▶ [DO THIS]: Return a copy of each line that holds the string "Blond".

Data listing
--------

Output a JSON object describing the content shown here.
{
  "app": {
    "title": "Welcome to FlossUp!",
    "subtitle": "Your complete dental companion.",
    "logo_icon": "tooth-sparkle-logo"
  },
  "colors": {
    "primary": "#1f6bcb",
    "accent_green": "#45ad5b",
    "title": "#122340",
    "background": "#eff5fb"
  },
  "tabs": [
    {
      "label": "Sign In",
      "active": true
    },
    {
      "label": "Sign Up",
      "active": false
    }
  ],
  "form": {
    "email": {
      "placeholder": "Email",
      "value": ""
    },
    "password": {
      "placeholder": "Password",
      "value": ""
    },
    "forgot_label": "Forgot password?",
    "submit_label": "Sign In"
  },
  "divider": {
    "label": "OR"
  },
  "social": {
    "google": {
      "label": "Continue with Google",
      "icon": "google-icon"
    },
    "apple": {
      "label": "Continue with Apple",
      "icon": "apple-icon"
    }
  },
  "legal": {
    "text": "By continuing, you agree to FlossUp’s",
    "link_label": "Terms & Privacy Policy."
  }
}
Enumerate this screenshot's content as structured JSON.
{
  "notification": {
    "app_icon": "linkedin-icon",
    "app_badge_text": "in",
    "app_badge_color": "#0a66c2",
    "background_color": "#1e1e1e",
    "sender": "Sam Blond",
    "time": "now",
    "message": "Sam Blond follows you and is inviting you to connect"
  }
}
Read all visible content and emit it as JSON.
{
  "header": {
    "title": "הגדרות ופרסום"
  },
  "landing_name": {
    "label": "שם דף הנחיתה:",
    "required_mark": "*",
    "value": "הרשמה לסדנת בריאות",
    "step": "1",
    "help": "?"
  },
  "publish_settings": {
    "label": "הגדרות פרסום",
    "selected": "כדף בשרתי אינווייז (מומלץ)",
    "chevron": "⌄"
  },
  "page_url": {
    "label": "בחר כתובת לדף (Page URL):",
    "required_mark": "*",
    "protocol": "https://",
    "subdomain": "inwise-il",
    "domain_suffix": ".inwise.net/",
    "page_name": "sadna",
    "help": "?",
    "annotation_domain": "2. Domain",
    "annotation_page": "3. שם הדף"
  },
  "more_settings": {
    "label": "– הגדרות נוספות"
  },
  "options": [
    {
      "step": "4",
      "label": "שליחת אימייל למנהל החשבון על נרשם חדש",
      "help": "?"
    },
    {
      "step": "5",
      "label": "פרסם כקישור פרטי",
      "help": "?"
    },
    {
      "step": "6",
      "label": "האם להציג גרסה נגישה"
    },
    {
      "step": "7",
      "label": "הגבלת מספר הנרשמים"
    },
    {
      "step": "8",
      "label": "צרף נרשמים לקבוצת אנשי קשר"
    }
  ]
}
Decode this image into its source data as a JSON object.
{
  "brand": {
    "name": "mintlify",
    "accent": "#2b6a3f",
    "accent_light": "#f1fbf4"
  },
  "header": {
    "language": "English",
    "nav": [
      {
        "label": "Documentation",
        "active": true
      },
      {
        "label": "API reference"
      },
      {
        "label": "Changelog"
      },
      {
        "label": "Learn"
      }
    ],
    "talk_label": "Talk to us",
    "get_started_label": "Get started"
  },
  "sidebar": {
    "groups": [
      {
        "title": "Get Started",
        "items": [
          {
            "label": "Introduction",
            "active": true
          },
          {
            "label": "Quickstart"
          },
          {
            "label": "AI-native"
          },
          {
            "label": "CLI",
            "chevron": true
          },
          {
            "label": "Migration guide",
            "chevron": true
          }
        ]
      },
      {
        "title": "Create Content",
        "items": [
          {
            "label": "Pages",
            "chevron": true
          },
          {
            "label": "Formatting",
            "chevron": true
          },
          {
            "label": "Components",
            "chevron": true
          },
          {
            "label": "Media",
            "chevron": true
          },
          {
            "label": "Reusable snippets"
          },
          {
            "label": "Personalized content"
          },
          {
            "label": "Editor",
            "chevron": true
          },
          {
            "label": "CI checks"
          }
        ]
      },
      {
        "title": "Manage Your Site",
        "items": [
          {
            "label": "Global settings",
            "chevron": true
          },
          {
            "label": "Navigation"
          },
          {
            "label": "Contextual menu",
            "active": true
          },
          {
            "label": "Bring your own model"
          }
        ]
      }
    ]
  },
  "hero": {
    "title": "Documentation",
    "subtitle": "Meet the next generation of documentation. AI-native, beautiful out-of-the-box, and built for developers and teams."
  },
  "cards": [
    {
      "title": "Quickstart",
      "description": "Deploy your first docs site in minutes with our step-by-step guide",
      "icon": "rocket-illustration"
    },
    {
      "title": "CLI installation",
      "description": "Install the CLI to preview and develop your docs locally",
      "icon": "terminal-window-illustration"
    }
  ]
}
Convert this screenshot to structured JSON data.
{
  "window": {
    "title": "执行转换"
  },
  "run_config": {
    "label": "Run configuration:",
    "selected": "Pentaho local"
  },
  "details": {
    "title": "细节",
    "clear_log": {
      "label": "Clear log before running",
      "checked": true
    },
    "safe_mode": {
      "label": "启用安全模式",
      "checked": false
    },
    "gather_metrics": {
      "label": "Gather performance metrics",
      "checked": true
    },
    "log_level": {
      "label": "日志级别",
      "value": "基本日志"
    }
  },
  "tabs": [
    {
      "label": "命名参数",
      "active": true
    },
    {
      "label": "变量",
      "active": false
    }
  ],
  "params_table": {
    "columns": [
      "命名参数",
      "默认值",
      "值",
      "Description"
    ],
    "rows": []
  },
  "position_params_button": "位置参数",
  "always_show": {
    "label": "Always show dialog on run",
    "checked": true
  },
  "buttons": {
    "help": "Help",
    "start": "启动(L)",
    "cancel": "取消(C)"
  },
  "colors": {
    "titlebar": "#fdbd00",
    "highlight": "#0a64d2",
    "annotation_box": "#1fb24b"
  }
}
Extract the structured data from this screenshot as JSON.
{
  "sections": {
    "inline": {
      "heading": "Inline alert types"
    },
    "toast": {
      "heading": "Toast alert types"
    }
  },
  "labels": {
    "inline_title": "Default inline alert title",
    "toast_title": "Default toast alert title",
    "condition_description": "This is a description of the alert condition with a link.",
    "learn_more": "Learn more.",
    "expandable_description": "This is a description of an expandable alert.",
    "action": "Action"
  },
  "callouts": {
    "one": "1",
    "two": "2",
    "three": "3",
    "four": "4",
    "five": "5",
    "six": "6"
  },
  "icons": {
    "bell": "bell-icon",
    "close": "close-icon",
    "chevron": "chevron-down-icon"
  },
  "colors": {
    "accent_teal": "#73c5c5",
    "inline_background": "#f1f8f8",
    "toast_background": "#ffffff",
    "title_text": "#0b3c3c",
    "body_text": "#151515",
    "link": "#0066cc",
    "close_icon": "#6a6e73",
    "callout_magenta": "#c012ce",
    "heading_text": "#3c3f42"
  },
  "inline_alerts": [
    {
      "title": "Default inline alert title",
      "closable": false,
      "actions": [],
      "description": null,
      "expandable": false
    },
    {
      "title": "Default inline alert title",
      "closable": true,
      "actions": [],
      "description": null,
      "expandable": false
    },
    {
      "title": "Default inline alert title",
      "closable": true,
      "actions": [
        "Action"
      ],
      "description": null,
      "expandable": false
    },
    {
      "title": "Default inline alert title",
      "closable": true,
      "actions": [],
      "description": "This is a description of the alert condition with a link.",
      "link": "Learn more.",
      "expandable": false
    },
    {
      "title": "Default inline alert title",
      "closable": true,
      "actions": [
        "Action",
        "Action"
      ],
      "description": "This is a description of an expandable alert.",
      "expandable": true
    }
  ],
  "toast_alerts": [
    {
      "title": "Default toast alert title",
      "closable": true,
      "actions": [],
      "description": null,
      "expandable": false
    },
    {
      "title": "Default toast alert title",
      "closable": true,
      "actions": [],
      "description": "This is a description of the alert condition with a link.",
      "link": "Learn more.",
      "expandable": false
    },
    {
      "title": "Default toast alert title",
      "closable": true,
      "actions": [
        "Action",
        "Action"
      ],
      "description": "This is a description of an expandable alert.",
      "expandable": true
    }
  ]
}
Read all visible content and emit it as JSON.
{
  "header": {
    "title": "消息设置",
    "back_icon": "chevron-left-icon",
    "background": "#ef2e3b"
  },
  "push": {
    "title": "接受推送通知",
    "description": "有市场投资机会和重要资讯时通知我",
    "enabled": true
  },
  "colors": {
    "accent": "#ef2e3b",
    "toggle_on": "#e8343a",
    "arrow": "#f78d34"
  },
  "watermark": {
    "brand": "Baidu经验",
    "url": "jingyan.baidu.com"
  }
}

--------

▶ [FINAL ANSWER]:
    "sender": "Sam Blond",
    "message": "Sam Blond follows you and is inviting you to connect"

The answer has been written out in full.